Or, Maurice était allé au mois d’avril faire un séjour à Guillery, chez son père, auquel il ne faisait généralement sa visite annuelle qu’aux vacances d’automne. Nous avons dit (au chapitre xi du deuxième volume) que les malentendus d’autrefois étaient si bien oubliés, à cette époque, que les deux époux s’invitaient l’un et l’autre, par l’intermédiaire de Maurice, à venir passer quelques jours dans leurs domaines respectifs.

Mme Sand annonce à son fils, dans l’une de ses lettres inédites, que Chopin est allé faire une petite course à Tours. Elle accompagne cette nouvelle de quelques lignes humoristiques, où résonne l’écho de cette gaieté un peu bruyante et de drôleries sans nombre dont la « jeunesse » faisait retentir les murs du logement parisien de Mme Sand :

… Chopin est allé à Tours avec un rhume, et en est revenu guéri. Seulement un peu plus taquin et cherchant des poux dans la tête des gens plus que de coutume. J’en ris, Mlle de Rozières en pleure. Solange lui rend coup de dents pour coup de griffes, Bignat[1] fait : « Aïe ! aïe ! » Titine se jette dans le sein de Briquet, Briquet serre la queue et prend son galop à travers la chambre. Pierre[2] rit d’un rire agréable et met ses pieds en dehors, la Luce[3] relève ses sourcils jusqu’aux cheveux par un bout et Suzanne[4] souffle comme un cachalot. D’Arpentigny[5] est pour le moment la bête noire, mais le capitaine ne s’en aperçoit point et va son train avec une gravité sublime…[6].

----------

## CONSIGNE A
Répondez à ces questions sur l'extrait consacré à Maurice, Mme Sand et Chopin :
(i) En quel mois Maurice était-il allé séjourner à Guillery chez son père ?
(ii) Dans quelle ville Chopin est-il allé faire une petite course ?
(iii) D'après la lettre, qui pleure quand Mme Sand en rit ?
## CONSIGNE B
Traduisez en anglais la phrase suivante, tirée de l'extrait sur Mme Sand et Chopin : « Chopin est allé à Tours avec un rhume, et en est revenu guéri. »
Seul l'extrait sert de source pour répondre.

## MATÉRIEL FOURNI

----------

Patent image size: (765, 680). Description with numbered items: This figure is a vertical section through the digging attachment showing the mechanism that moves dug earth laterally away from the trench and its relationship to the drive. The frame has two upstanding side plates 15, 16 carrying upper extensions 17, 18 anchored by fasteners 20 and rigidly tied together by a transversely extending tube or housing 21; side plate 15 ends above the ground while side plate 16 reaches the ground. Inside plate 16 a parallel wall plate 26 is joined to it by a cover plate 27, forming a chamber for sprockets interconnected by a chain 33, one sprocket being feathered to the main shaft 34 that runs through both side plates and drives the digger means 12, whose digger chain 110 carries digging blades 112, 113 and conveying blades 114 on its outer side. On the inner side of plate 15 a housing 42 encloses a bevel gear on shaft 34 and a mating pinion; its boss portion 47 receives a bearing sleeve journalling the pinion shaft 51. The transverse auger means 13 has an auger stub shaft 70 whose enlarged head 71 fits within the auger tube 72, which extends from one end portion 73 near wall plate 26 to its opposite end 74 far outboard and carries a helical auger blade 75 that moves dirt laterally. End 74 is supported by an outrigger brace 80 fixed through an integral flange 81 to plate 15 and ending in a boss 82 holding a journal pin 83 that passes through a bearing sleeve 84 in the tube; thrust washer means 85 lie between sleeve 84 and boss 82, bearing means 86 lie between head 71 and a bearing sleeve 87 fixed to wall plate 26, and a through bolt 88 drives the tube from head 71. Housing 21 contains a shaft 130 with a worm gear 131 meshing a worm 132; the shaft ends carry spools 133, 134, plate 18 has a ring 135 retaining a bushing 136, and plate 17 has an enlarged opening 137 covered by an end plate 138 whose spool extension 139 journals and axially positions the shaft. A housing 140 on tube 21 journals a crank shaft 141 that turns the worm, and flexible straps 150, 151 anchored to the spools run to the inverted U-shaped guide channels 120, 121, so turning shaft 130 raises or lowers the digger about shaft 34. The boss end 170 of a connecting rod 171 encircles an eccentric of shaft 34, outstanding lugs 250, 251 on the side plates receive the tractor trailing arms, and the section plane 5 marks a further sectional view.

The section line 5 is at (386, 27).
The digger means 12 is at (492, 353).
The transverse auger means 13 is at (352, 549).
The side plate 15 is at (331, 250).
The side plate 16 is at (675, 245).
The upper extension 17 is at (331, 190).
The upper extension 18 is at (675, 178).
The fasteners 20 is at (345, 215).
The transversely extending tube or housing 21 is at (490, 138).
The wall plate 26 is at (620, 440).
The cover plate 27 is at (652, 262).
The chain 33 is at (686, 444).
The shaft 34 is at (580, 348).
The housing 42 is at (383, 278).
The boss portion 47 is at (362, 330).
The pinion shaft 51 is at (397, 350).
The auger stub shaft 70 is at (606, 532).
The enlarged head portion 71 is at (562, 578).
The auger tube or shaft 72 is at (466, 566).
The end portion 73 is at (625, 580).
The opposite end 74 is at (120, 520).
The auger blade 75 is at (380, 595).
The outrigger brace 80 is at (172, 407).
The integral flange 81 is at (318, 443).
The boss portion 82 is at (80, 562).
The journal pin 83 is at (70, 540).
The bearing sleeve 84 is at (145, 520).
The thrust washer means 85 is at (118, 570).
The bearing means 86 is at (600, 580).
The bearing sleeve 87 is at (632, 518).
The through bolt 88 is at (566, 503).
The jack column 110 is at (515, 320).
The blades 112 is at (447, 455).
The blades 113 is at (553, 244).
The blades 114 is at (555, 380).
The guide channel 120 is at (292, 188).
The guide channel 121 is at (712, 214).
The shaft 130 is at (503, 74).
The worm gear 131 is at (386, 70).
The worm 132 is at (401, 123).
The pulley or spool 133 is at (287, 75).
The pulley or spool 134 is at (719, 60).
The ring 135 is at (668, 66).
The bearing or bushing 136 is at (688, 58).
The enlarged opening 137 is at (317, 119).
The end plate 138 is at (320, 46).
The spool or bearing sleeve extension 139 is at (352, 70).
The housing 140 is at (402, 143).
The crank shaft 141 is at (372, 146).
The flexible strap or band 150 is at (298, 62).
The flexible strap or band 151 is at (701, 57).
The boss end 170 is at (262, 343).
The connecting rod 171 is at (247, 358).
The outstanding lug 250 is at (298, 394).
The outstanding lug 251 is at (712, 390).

----------

## RÉPONSE ATTENDUE A
(i) Au mois d'avril.
(ii) À Tours.
(iii) Mlle de Rozières.

## RÉPONSE ATTENDUE B
Chopin went to Tours with a cold and came back cured.